What you need to do: Every entry below must be repeated exactly; skip the pictures.

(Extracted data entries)
▬▬▬
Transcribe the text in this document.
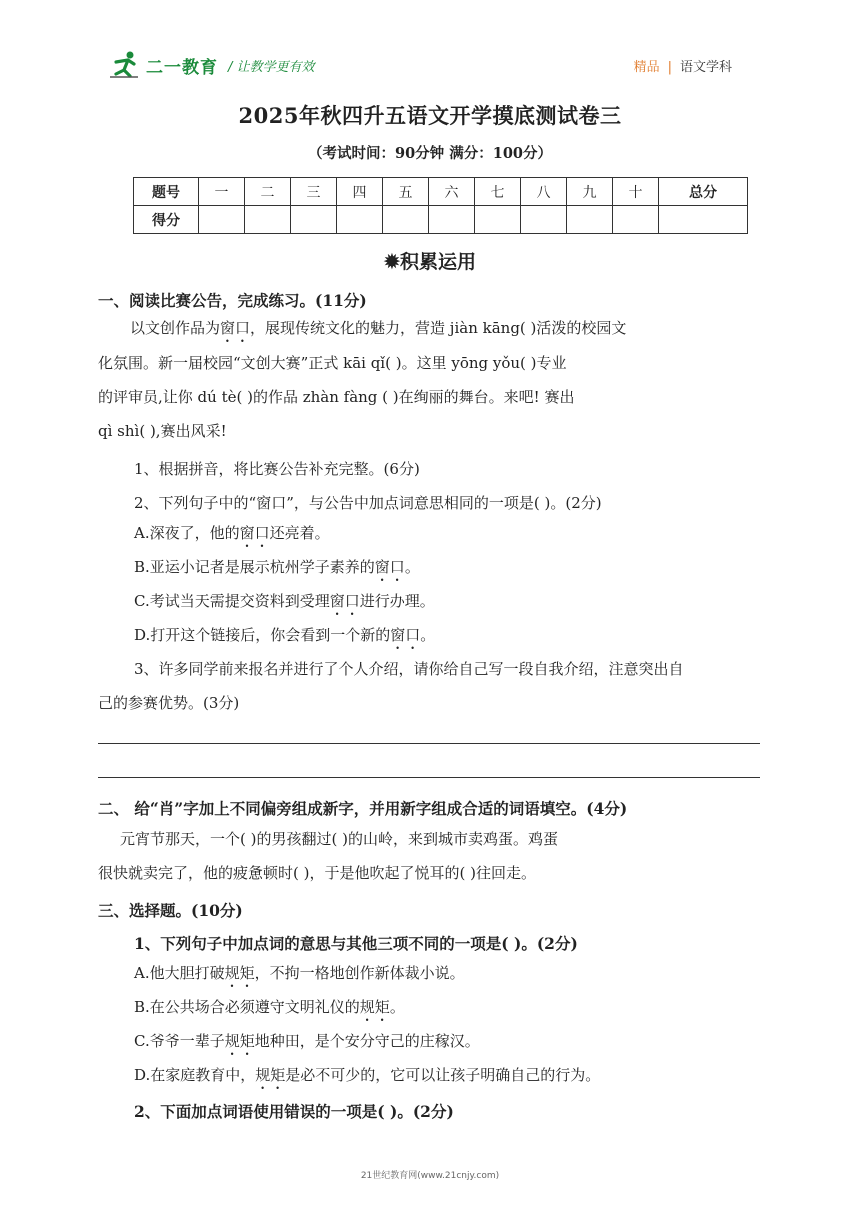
二一教育 / 让教学更有效	精品 | 语文学科
2025年秋四升五语文开学摸底测试卷三
（考试时间：90分钟 满分：100分）
题号	一	二	三	四	五	六	七	八	九	十	总分
得分											
✹积累运用
一、阅读比赛公告，完成练习。(11分)
以文创作品为窗口，展现传统文化的魅力，营造 jiàn kāng( )活泼的校园文
化氛围。新一届校园“文创大赛”正式 kāi qǐ( )。这里 yōng yǒu( )专业
的评审员,让你 dú tè( )的作品 zhàn fàng ( )在绚丽的舞台。来吧! 赛出
qì shì( ),赛出风采!
1、根据拼音，将比赛公告补充完整。(6分)
2、下列句子中的“窗口”，与公告中加点词意思相同的一项是( )。(2分)
A.深夜了，他的窗口还亮着。
B.亚运小记者是展示杭州学子素养的窗口。
C.考试当天需提交资料到受理窗口进行办理。
D.打开这个链接后，你会看到一个新的窗口。
3、许多同学前来报名并进行了个人介绍，请你给自己写一段自我介绍，注意突出自
己的参赛优势。(3分)
二、 给“肖”字加上不同偏旁组成新字，并用新字组成合适的词语填空。(4分)
元宵节那天，一个( )的男孩翻过( )的山岭，来到城市卖鸡蛋。鸡蛋
很快就卖完了，他的疲惫顿时( )，于是他吹起了悦耳的( )往回走。
三、选择题。(10分)
1、下列句子中加点词的意思与其他三项不同的一项是( )。(2分)
A.他大胆打破规矩，不拘一格地创作新体裁小说。
B.在公共场合必须遵守文明礼仪的规矩。
C.爷爷一辈子规矩地种田，是个安分守己的庄稼汉。
D.在家庭教育中，规矩是必不可少的，它可以让孩子明确自己的行为。
2、下面加点词语使用错误的一项是( )。(2分)
21世纪教育网(www.21cnjy.com)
▬▬▬
Exercise result:
Transcribe the text in this document.
二一教育 / 让教学更有效	精品 | 语文学科
2025年秋四升五语文开学摸底测试卷三
（考试时间：90分钟 满分：100分）
题号	一	二	三	四	五	六	七	八	九	十	总分
得分											
✹积累运用
一、阅读比赛公告，完成练习。(11分)
以文创作品为窗口，展现传统文化的魅力，营造 jiàn kāng( )活泼的校园文
化氛围。新一届校园“文创大赛”正式 kāi qǐ( )。这里 yōng yǒu( )专业
的评审员,让你 dú tè( )的作品 zhàn fàng ( )在绚丽的舞台。来吧! 赛出
qì shì( ),赛出风采!
1、根据拼音，将比赛公告补充完整。(6分)
2、下列句子中的“窗口”，与公告中加点词意思相同的一项是( )。(2分)
A.深夜了，他的窗口还亮着。
B.亚运小记者是展示杭州学子素养的窗口。
C.考试当天需提交资料到受理窗口进行办理。
D.打开这个链接后，你会看到一个新的窗口。
3、许多同学前来报名并进行了个人介绍，请你给自己写一段自我介绍，注意突出自
己的参赛优势。(3分)
二、 给“肖”字加上不同偏旁组成新字，并用新字组成合适的词语填空。(4分)
元宵节那天，一个( )的男孩翻过( )的山岭，来到城市卖鸡蛋。鸡蛋
很快就卖完了，他的疲惫顿时( )，于是他吹起了悦耳的( )往回走。
三、选择题。(10分)
1、下列句子中加点词的意思与其他三项不同的一项是( )。(2分)
A.他大胆打破规矩，不拘一格地创作新体裁小说。
B.在公共场合必须遵守文明礼仪的规矩。
C.爷爷一辈子规矩地种田，是个安分守己的庄稼汉。
D.在家庭教育中，规矩是必不可少的，它可以让孩子明确自己的行为。
2、下面加点词语使用错误的一项是( )。(2分)
21世纪教育网(www.21cnjy.com)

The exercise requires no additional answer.